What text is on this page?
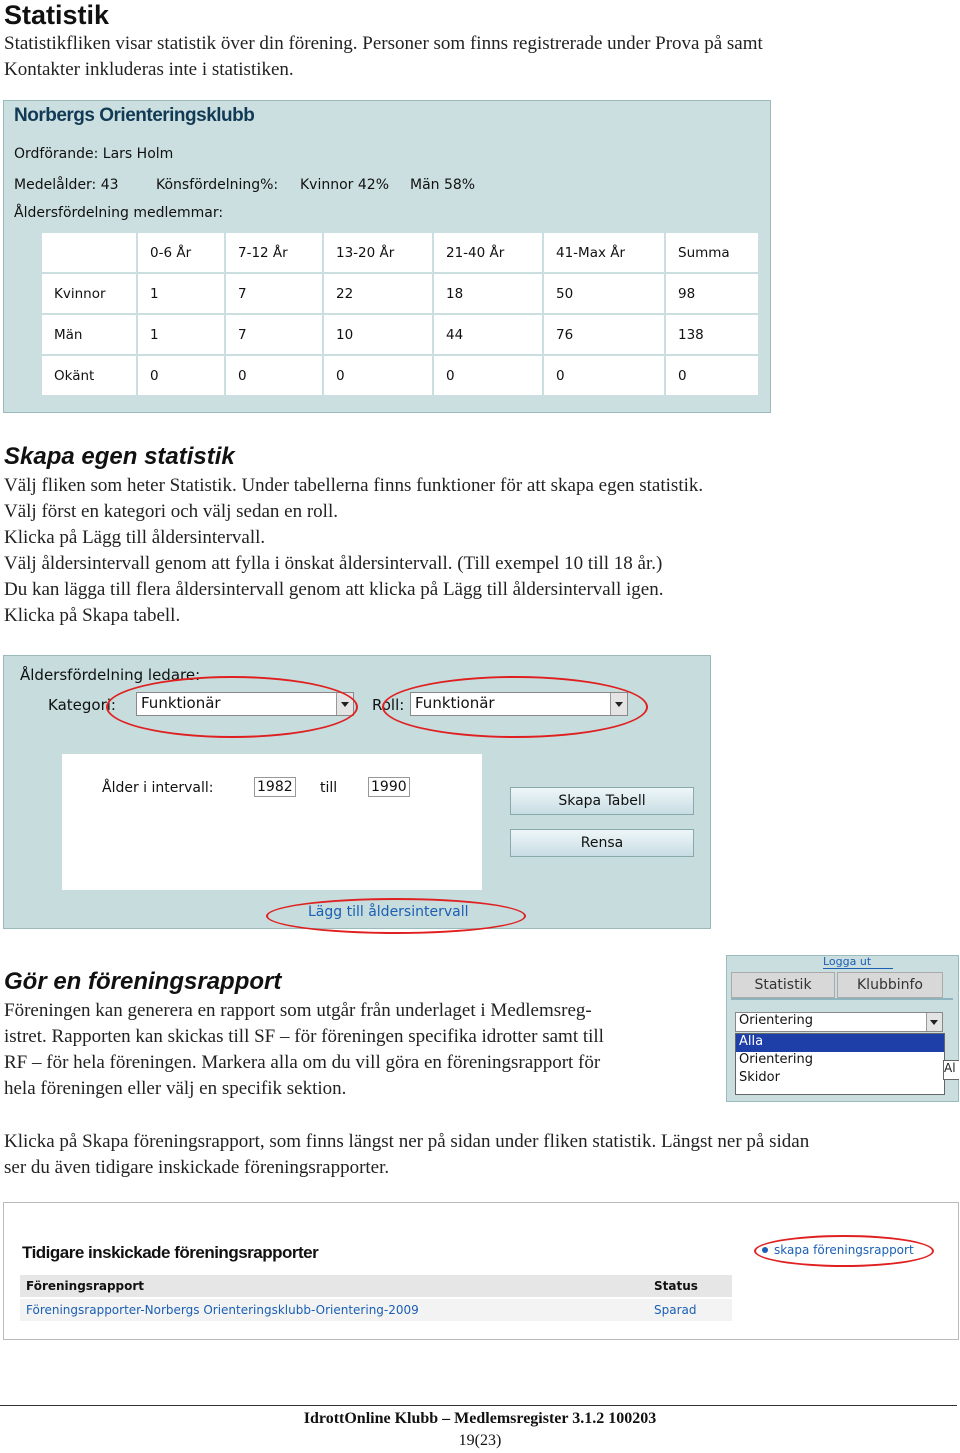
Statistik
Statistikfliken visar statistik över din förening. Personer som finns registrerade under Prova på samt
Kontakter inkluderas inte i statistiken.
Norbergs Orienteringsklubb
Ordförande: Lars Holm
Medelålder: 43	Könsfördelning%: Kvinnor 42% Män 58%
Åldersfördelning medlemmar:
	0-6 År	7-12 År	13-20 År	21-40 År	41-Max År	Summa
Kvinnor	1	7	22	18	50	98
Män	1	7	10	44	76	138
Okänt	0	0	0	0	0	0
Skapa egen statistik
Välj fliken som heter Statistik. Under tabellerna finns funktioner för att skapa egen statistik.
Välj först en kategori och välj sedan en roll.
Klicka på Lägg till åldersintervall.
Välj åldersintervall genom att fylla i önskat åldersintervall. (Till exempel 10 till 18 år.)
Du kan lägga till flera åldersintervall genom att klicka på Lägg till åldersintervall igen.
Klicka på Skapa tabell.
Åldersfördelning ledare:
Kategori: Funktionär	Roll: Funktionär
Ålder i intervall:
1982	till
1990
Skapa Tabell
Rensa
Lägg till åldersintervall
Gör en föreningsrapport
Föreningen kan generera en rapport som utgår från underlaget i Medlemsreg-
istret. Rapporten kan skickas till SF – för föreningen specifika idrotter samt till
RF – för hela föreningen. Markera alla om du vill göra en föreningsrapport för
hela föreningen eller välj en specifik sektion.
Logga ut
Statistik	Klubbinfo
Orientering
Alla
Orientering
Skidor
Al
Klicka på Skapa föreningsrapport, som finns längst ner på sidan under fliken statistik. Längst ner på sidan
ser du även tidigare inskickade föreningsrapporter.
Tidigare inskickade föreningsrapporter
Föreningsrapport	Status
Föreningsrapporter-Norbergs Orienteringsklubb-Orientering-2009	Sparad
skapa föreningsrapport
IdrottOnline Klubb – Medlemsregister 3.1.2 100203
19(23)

---+---

▶ **INSTRUCTIONS FOR THE TASK**:
Write out the whole listing verbatim, images excluded.

▶ **ANSWER TO THIS EXERCISE**:
What text is on this page?
Statistik
Statistikfliken visar statistik över din förening. Personer som finns registrerade under Prova på samt
Kontakter inkluderas inte i statistiken.
Norbergs Orienteringsklubb
Ordförande: Lars Holm
Medelålder: 43	Könsfördelning%: Kvinnor 42% Män 58%
Åldersfördelning medlemmar:
	0-6 År	7-12 År	13-20 År	21-40 År	41-Max År	Summa
Kvinnor	1	7	22	18	50	98
Män	1	7	10	44	76	138
Okänt	0	0	0	0	0	0
Skapa egen statistik
Välj fliken som heter Statistik. Under tabellerna finns funktioner för att skapa egen statistik.
Välj först en kategori och välj sedan en roll.
Klicka på Lägg till åldersintervall.
Välj åldersintervall genom att fylla i önskat åldersintervall. (Till exempel 10 till 18 år.)
Du kan lägga till flera åldersintervall genom att klicka på Lägg till åldersintervall igen.
Klicka på Skapa tabell.
Åldersfördelning ledare:
Kategori: Funktionär	Roll: Funktionär
Ålder i intervall:
1982	till
1990
Skapa Tabell
Rensa
Lägg till åldersintervall
Gör en föreningsrapport
Föreningen kan generera en rapport som utgår från underlaget i Medlemsreg-
istret. Rapporten kan skickas till SF – för föreningen specifika idrotter samt till
RF – för hela föreningen. Markera alla om du vill göra en föreningsrapport för
hela föreningen eller välj en specifik sektion.
Logga ut
Statistik	Klubbinfo
Orientering
Alla
Orientering
Skidor
Al
Klicka på Skapa föreningsrapport, som finns längst ner på sidan under fliken statistik. Längst ner på sidan
ser du även tidigare inskickade föreningsrapporter.
Tidigare inskickade föreningsrapporter
Föreningsrapport	Status
Föreningsrapporter-Norbergs Orienteringsklubb-Orientering-2009	Sparad
skapa föreningsrapport
IdrottOnline Klubb – Medlemsregister 3.1.2 100203
19(23)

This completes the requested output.